Pick out all lines with the word "conversational" from the records that follow.

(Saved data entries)
════════

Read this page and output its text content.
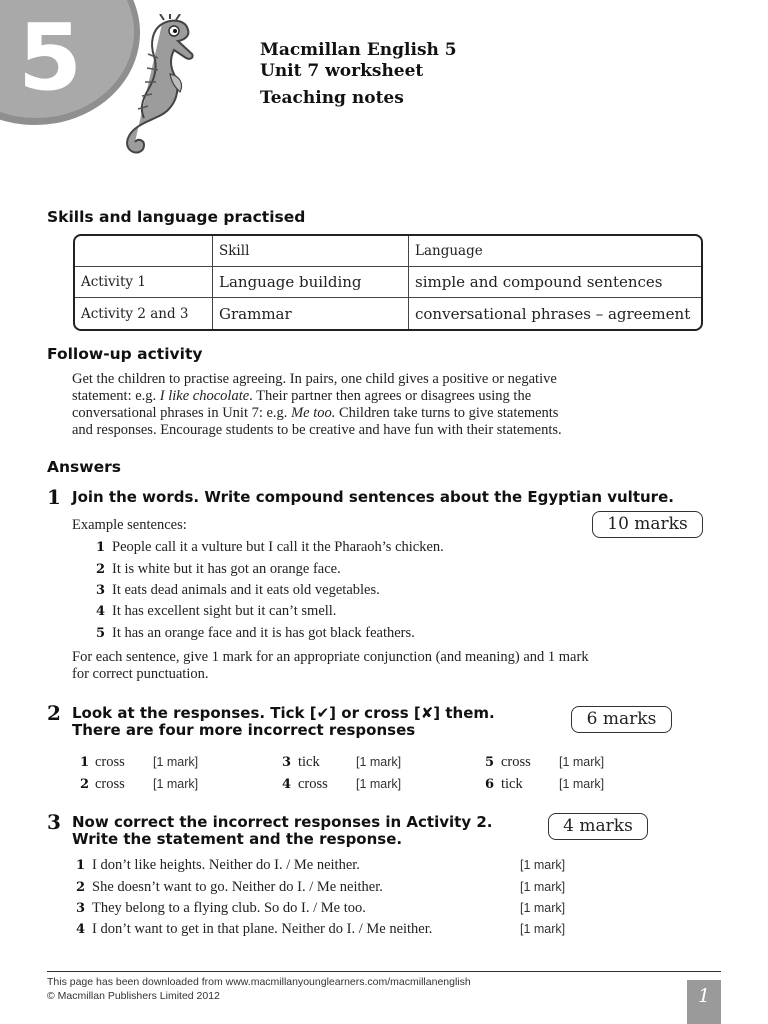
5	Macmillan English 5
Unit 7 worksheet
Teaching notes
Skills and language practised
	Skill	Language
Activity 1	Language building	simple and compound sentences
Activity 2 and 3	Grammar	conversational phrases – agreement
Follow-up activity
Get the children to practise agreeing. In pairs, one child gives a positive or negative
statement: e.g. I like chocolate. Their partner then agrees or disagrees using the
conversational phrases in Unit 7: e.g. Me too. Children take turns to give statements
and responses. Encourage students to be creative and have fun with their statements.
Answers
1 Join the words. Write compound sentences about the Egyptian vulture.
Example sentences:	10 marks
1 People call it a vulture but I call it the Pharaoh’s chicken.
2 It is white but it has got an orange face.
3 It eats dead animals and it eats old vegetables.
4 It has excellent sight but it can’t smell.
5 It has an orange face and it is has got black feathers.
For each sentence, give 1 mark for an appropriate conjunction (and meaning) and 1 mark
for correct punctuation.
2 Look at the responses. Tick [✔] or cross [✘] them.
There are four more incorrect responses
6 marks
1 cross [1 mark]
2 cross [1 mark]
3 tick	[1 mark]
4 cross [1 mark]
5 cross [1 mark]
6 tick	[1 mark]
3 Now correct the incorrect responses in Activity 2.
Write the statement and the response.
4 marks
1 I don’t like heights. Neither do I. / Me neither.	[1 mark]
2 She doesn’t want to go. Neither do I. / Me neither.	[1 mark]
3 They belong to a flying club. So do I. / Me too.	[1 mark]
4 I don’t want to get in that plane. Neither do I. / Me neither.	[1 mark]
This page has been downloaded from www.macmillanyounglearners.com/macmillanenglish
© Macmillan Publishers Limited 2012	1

════════

:: TASK SOLUTION ::
Activity 2 and 3	Grammar	conversational phrases – agreement
conversational phrases in Unit 7: e.g. Me too. Children take turns to give statements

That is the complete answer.